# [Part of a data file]
>> begin
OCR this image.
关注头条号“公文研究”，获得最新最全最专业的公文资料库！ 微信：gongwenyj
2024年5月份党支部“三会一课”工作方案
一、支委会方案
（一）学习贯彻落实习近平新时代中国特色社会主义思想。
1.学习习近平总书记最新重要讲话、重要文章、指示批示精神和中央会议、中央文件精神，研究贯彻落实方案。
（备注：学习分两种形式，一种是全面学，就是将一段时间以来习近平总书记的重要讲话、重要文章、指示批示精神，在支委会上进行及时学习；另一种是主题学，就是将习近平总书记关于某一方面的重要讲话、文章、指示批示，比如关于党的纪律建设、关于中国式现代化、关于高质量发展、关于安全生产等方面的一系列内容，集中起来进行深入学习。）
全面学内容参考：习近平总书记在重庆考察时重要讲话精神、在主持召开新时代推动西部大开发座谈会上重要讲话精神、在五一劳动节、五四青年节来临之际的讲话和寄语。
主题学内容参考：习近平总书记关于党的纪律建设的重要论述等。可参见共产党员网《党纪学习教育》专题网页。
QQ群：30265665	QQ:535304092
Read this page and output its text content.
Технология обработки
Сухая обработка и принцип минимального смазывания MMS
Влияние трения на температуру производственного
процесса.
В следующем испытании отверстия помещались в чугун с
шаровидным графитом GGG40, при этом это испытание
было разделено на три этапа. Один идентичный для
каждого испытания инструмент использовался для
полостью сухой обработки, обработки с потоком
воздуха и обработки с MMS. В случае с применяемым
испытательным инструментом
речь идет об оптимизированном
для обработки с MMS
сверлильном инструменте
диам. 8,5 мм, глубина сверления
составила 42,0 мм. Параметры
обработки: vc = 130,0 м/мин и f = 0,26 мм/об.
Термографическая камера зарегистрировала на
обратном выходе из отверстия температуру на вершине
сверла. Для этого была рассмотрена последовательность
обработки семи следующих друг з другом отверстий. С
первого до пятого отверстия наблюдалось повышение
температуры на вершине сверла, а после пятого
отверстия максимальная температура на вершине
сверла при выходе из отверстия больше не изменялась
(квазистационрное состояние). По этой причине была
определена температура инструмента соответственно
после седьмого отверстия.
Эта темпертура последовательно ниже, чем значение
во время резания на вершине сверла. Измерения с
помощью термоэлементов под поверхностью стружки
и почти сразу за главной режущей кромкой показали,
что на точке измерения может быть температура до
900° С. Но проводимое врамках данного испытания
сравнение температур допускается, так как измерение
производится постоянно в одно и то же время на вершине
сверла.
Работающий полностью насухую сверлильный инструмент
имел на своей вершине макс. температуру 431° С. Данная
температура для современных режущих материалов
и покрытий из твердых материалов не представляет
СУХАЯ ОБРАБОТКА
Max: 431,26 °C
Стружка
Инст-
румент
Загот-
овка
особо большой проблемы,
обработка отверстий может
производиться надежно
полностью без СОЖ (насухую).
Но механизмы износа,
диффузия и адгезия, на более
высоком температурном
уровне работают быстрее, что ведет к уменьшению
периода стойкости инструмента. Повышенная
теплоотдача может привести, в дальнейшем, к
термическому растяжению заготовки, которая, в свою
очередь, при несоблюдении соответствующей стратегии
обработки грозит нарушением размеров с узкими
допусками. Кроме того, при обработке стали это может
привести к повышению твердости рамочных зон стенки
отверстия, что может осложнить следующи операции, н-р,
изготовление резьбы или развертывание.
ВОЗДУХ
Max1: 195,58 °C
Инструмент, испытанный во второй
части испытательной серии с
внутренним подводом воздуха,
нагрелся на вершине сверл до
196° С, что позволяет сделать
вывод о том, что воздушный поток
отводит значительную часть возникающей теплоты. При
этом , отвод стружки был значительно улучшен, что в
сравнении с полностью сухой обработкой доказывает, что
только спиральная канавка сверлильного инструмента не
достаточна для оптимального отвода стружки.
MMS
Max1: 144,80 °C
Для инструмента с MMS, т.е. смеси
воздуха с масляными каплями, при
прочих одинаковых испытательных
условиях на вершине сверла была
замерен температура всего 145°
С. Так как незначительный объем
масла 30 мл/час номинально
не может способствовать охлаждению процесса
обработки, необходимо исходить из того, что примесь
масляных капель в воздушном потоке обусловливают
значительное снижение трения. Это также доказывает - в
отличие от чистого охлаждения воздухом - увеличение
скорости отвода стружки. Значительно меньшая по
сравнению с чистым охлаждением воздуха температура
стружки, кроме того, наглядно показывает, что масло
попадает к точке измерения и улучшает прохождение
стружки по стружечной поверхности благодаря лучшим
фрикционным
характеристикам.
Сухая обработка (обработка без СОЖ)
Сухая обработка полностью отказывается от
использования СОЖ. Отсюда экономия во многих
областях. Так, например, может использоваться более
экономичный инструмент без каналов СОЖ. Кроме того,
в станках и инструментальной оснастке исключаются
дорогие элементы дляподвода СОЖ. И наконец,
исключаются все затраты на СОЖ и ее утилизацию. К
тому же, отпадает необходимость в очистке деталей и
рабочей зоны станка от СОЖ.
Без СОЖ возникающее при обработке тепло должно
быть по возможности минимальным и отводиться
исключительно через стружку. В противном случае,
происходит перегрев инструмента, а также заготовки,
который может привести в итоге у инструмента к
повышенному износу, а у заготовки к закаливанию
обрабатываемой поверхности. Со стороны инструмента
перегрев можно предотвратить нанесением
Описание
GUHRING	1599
>> end
# [Exercise details]
Pick out each line containing the string "сухой" and copy it.

# [Result below]
полостью сухой обработки, обработки с потоком
сравнении с полностью сухой обработкой доказывает, что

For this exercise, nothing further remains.